Problems and tasks:
1. Reproduce verbatim the passage of the feature-preparation code from "# Handle categorical" to "missing_after = X.isnull().sum().sum()".
2. Quote the entries exactly, from their first line through the line containing "flag-square xyxy=(1095,885,1134,922)", with both of those lines included.

### Article

This section performs feature selection, categorical encoding, missing value handling, and feature scaling to produce a model-ready dataset.

In [None]:
# Header Formatting
print("\n" + "="*70)
print("5.5 FEATURE ENCODING & SCALING")
print("="*70)

print("Preparing features for machine learning...")

# Select features for modeling (basic set to start)
basic_features = [
    'seniority_level',
    'num_categories',
    'has_technical_category',
    'desc_word_count',
    'desc_char_count',
    'is_us' if 'is_us' in Job_df.columns else None,
    'company_size' if 'company_size' in Job_df.columns else None,
    'post_month' if 'post_month' in Job_df.columns else None,
    'posting_duration_days' if 'posting_duration_days' in Job_df.columns else None
]

# Filter out None values
basic_features = [f for f in basic_features if f is not None and f in Job_df.columns]

print(f"\n Selected {len(basic_features)} basic features for initial modeling:")
for feature in basic_features:
    print(f"   - {feature}")

# Prepare feature matrix X
X = Job_df[basic_features].copy()

# Handle categorical features
categorical_cols = X.select_dtypes(include=['object']).columns.tolist()
if categorical_cols:
    print(f"\n Encoding categorical features: {categorical_cols}")
    for col in categorical_cols:
        le = LabelEncoder()
        X[col] = le.fit_transform(X[col].fillna('missing'))

# Handle missing values
print(f"\n Handling missing values...")
missing_before = X.isnull().sum().sum()
X = X.fillna(X.median(numeric_only=True))  # For numerical features
missing_after = X.isnull().sum().sum()
print(f"   Fixed {missing_before - missing_after} missing values")

# Scale numerical features
scaler = StandardScaler()
X_scaled = scaler.fit_transform(X)

print(f"\n Feature preparation complete:")
print(f"   Feature matrix shape: {X_scaled.shape}")
print(f"   Samples: {X_scaled.shape[0]}")
print(f"   Features: {X_scaled.shape[1]}")

######
### Working data

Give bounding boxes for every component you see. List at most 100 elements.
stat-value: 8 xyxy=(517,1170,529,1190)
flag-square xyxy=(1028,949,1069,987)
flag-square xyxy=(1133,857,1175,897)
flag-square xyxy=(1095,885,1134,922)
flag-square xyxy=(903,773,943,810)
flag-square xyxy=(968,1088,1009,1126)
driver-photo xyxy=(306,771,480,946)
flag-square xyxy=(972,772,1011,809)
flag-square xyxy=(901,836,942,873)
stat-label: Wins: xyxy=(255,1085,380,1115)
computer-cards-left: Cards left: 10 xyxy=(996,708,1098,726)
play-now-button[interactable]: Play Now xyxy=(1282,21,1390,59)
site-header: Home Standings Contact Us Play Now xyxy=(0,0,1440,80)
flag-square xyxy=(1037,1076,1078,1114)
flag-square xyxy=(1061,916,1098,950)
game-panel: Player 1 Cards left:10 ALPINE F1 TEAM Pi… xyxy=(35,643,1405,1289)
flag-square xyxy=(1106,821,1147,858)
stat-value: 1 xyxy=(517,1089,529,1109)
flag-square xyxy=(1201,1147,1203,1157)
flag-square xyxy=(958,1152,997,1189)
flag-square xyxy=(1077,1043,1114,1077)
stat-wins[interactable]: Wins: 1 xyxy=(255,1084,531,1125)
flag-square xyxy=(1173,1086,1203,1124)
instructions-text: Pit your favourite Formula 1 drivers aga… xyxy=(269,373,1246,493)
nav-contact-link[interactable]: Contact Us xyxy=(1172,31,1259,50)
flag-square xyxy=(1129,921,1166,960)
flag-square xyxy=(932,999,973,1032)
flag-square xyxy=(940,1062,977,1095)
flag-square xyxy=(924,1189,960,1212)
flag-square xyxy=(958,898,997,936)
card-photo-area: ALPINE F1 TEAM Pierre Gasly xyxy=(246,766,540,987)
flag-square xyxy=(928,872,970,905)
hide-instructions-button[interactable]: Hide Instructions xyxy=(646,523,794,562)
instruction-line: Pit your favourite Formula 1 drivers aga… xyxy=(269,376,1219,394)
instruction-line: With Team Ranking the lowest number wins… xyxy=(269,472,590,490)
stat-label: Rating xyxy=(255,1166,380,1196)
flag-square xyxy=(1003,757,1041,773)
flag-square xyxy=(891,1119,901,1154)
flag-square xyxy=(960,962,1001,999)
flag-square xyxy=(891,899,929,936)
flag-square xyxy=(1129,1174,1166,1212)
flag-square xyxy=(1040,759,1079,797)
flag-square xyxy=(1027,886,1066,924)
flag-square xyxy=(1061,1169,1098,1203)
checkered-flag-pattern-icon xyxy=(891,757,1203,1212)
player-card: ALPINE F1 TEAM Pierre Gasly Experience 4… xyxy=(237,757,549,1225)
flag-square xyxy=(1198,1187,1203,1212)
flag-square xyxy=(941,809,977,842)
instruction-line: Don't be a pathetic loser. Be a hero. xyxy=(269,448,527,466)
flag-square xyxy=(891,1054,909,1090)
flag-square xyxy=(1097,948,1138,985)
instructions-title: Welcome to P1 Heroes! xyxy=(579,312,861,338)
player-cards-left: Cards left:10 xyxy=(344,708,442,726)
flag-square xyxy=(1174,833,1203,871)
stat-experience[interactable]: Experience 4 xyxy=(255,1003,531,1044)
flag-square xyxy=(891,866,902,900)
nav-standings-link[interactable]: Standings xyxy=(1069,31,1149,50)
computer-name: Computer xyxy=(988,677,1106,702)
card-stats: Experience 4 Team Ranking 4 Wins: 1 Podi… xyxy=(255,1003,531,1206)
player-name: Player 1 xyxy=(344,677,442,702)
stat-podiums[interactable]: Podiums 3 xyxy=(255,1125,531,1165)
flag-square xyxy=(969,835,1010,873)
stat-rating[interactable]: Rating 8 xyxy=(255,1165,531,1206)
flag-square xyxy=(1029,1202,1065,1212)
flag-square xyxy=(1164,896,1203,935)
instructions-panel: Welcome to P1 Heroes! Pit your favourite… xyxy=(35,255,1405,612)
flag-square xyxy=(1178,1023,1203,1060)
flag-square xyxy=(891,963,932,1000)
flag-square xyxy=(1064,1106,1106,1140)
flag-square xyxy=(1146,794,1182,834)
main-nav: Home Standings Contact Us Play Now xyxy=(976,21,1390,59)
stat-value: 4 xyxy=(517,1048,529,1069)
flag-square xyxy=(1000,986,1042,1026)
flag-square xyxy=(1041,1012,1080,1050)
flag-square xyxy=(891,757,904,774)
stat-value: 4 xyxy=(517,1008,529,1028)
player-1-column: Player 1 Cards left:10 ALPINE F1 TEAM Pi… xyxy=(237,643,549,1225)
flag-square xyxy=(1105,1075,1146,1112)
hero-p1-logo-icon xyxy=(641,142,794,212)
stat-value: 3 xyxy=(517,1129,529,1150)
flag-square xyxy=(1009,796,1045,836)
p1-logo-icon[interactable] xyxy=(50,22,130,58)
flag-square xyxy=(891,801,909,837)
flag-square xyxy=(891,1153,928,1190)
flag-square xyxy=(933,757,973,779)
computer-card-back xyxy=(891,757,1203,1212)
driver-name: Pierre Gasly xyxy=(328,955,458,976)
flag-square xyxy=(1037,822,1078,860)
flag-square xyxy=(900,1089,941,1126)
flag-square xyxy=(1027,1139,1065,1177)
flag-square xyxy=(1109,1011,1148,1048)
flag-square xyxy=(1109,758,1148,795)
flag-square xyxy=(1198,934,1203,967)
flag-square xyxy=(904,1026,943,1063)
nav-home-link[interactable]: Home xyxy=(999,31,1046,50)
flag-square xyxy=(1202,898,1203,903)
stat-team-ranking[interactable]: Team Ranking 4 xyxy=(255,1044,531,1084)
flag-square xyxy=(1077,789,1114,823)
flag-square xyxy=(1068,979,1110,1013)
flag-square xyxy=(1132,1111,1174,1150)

######

Solution list:
1.
# Handle categorical features
categorical_cols = X.select_dtypes(include=['object']).columns.tolist()
if categorical_cols:
    print(f"\n Encoding categorical features: {categorical_cols}")
    for col in categorical_cols:
        le = LabelEncoder()
        X[col] = le.fit_transform(X[col].fillna('missing'))

# Handle missing values
print(f"\n Handling missing values...")
missing_before = X.isnull().sum().sum()
X = X.fillna(X.median(numeric_only=True))  # For numerical features
missing_after = X.isnull().sum().sum()

2.
Give bounding boxes for every component you see. List at most 100 elements.
stat-value: 8 xyxy=(517,1170,529,1190)
flag-square xyxy=(1028,949,1069,987)
flag-square xyxy=(1133,857,1175,897)
flag-square xyxy=(1095,885,1134,922)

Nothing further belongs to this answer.